— Start —

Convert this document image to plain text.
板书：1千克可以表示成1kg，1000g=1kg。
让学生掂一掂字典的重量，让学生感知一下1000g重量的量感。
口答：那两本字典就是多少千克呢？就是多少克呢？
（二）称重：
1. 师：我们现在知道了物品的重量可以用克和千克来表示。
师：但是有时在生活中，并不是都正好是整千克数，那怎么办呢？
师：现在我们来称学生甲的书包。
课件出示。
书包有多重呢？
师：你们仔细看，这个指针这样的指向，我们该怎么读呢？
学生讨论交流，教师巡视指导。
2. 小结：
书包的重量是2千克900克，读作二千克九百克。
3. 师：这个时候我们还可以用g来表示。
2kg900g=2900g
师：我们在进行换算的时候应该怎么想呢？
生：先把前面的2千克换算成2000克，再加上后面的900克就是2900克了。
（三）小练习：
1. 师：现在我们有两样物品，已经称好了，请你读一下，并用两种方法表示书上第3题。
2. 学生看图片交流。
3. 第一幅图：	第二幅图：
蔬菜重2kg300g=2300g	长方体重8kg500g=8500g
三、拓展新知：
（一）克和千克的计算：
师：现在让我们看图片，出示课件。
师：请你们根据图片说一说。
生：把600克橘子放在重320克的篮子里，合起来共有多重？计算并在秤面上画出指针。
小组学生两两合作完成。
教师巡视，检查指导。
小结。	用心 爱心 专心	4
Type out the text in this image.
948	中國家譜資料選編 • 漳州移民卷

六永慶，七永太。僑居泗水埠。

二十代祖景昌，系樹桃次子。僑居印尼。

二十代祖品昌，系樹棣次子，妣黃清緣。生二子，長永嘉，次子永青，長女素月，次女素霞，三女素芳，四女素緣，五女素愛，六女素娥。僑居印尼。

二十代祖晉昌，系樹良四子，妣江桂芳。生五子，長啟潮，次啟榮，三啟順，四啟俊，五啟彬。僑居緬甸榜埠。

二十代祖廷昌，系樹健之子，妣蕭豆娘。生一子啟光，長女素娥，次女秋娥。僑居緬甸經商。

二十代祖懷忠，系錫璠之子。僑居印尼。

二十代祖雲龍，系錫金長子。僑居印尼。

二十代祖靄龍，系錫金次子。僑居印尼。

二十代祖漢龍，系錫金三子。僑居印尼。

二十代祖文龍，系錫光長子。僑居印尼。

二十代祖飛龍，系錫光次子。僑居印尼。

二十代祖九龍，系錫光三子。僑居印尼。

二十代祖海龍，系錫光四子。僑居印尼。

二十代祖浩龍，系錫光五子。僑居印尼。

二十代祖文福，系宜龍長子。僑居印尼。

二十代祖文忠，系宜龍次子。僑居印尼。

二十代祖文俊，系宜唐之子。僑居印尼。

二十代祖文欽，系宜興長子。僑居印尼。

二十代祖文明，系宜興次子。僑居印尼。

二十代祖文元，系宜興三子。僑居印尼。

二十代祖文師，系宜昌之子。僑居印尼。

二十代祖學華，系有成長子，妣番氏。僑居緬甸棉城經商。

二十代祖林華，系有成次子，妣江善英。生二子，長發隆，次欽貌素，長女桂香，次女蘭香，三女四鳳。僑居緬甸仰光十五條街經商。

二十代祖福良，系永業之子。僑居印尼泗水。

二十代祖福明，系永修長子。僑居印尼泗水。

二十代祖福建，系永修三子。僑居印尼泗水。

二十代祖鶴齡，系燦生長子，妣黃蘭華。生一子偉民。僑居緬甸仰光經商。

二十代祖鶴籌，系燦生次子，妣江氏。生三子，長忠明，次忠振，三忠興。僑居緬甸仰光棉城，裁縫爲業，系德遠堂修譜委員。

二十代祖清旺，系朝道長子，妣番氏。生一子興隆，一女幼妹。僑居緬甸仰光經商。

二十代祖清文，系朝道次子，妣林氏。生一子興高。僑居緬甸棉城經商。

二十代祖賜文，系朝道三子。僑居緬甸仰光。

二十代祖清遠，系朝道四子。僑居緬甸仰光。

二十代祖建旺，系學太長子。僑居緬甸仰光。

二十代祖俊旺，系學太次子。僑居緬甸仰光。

— End —

- **Task objective**: Show each line of the listing that holds the string "this".

- **Reply**:
Convert this document image to plain text.
Type out the text in this image.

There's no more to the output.